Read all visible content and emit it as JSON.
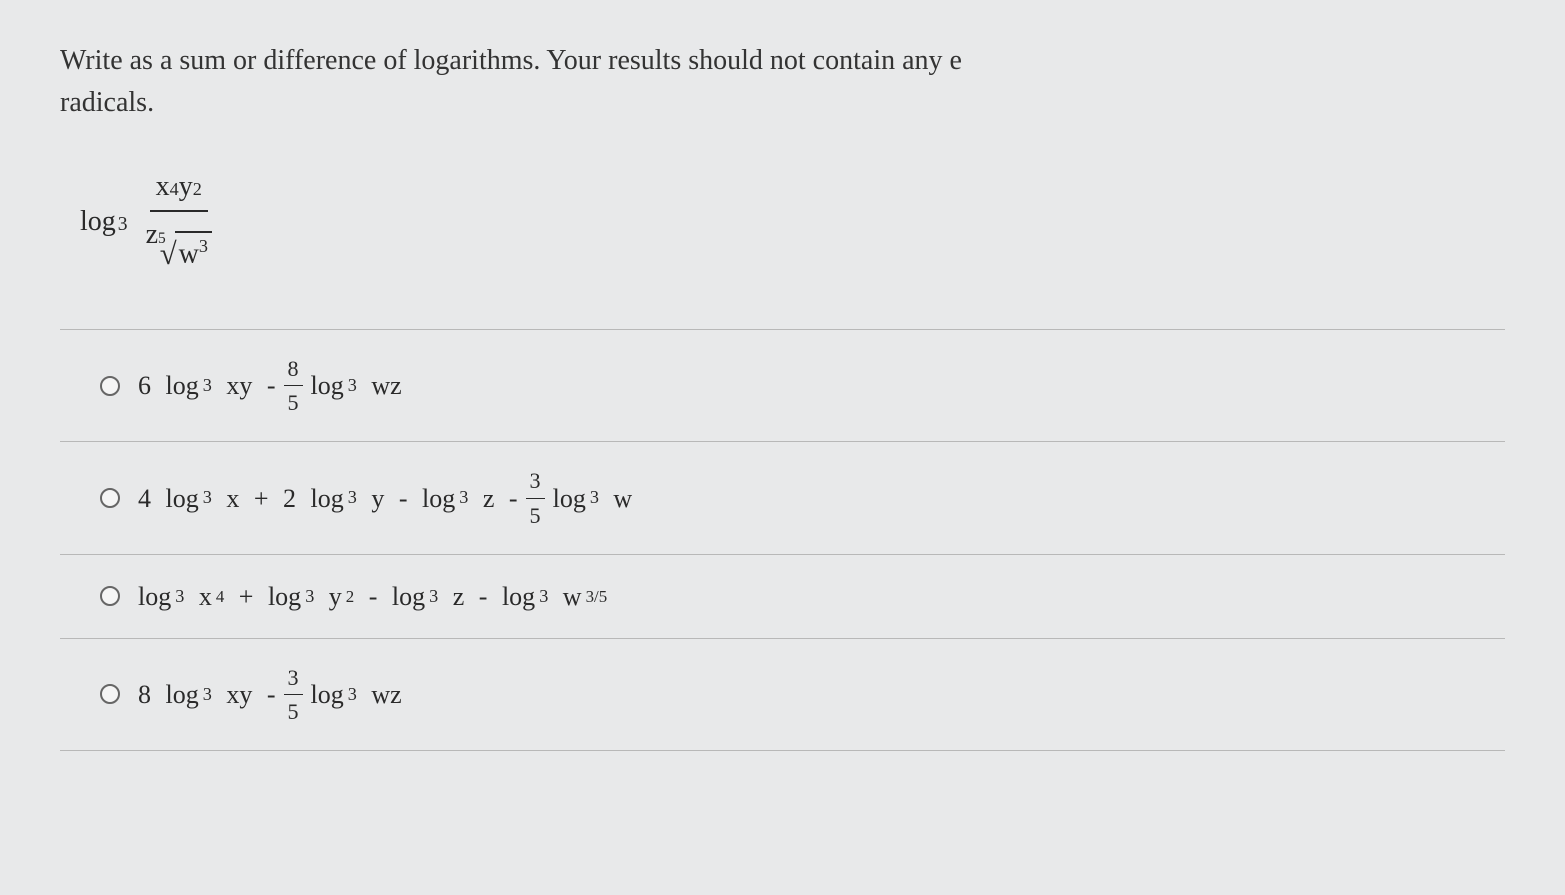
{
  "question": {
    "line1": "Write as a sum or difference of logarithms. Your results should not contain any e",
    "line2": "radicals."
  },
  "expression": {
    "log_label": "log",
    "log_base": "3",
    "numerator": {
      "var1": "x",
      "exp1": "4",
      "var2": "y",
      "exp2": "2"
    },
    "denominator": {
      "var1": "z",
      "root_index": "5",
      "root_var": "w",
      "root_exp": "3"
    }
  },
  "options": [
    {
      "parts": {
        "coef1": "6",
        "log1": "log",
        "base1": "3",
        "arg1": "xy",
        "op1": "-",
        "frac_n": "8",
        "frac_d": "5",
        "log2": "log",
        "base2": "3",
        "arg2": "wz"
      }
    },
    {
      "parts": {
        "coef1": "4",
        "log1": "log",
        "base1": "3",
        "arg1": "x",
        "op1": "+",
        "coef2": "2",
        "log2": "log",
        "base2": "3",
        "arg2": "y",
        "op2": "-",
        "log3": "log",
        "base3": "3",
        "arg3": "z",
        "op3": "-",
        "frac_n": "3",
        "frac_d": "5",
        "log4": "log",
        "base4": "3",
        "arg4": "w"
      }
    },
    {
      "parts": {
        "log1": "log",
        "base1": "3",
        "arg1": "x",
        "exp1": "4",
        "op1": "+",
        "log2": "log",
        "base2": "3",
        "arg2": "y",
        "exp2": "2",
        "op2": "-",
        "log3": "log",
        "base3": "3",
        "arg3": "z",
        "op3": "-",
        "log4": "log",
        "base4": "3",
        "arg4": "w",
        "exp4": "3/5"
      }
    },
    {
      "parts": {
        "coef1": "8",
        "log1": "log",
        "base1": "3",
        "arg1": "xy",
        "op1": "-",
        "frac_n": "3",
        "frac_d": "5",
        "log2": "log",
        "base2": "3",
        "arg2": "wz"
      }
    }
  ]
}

-=-=-=-=-

## [TASK TO COMPLETE]
Reproduce the entries above exactly. Do not include the images.

## [THE REPLY]
Read all visible content and emit it as JSON.
{
  "question": {
    "line1": "Write as a sum or difference of logarithms. Your results should not contain any e",
    "line2": "radicals."
  },
  "expression": {
    "log_label": "log",
    "log_base": "3",
    "numerator": {
      "var1": "x",
      "exp1": "4",
      "var2": "y",
      "exp2": "2"
    },
    "denominator": {
      "var1": "z",
      "root_index": "5",
      "root_var": "w",
      "root_exp": "3"
    }
  },
  "options": [
    {
      "parts": {
        "coef1": "6",
        "log1": "log",
        "base1": "3",
        "arg1": "xy",
        "op1": "-",
        "frac_n": "8",
        "frac_d": "5",
        "log2": "log",
        "base2": "3",
        "arg2": "wz"
      }
    },
    {
      "parts": {
        "coef1": "4",
        "log1": "log",
        "base1": "3",
        "arg1": "x",
        "op1": "+",
        "coef2": "2",
        "log2": "log",
        "base2": "3",
        "arg2": "y",
        "op2": "-",
        "log3": "log",
        "base3": "3",
        "arg3": "z",
        "op3": "-",
        "frac_n": "3",
        "frac_d": "5",
        "log4": "log",
        "base4": "3",
        "arg4": "w"
      }
    },
    {
      "parts": {
        "log1": "log",
        "base1": "3",
        "arg1": "x",
        "exp1": "4",
        "op1": "+",
        "log2": "log",
        "base2": "3",
        "arg2": "y",
        "exp2": "2",
        "op2": "-",
        "log3": "log",
        "base3": "3",
        "arg3": "z",
        "op3": "-",
        "log4": "log",
        "base4": "3",
        "arg4": "w",
        "exp4": "3/5"
      }
    },
    {
      "parts": {
        "coef1": "8",
        "log1": "log",
        "base1": "3",
        "arg1": "xy",
        "op1": "-",
        "frac_n": "3",
        "frac_d": "5",
        "log2": "log",
        "base2": "3",
        "arg2": "wz"
      }
    }
  ]
}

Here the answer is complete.